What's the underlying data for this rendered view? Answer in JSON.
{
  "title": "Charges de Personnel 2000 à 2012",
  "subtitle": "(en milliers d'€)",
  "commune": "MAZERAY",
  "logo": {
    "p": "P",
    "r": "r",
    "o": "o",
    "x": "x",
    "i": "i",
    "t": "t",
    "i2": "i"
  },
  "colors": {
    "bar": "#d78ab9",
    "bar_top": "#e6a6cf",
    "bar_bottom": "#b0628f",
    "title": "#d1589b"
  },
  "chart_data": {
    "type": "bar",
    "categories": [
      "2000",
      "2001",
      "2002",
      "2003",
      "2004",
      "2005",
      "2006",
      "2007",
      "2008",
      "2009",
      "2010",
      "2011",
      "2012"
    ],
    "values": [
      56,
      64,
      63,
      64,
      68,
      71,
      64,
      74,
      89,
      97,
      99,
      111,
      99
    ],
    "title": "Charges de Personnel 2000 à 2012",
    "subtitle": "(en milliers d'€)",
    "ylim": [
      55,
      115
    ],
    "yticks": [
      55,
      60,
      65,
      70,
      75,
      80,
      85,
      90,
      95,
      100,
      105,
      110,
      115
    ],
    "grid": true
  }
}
########################################
• [Task prompt] Nothing may be left out: return each entry exactly as it reads.

• [Solution to this problem]
What's the underlying data for this rendered view? Answer in JSON.
{
  "title": "Charges de Personnel 2000 à 2012",
  "subtitle": "(en milliers d'€)",
  "commune": "MAZERAY",
  "logo": {
    "p": "P",
    "r": "r",
    "o": "o",
    "x": "x",
    "i": "i",
    "t": "t",
    "i2": "i"
  },
  "colors": {
    "bar": "#d78ab9",
    "bar_top": "#e6a6cf",
    "bar_bottom": "#b0628f",
    "title": "#d1589b"
  },
  "chart_data": {
    "type": "bar",
    "categories": [
      "2000",
      "2001",
      "2002",
      "2003",
      "2004",
      "2005",
      "2006",
      "2007",
      "2008",
      "2009",
      "2010",
      "2011",
      "2012"
    ],
    "values": [
      56,
      64,
      63,
      64,
      68,
      71,
      64,
      74,
      89,
      97,
      99,
      111,
      99
    ],
    "title": "Charges de Personnel 2000 à 2012",
    "subtitle": "(en milliers d'€)",
    "ylim": [
      55,
      115
    ],
    "yticks": [
      55,
      60,
      65,
      70,
      75,
      80,
      85,
      90,
      95,
      100,
      105,
      110,
      115
    ],
    "grid": true
  }
}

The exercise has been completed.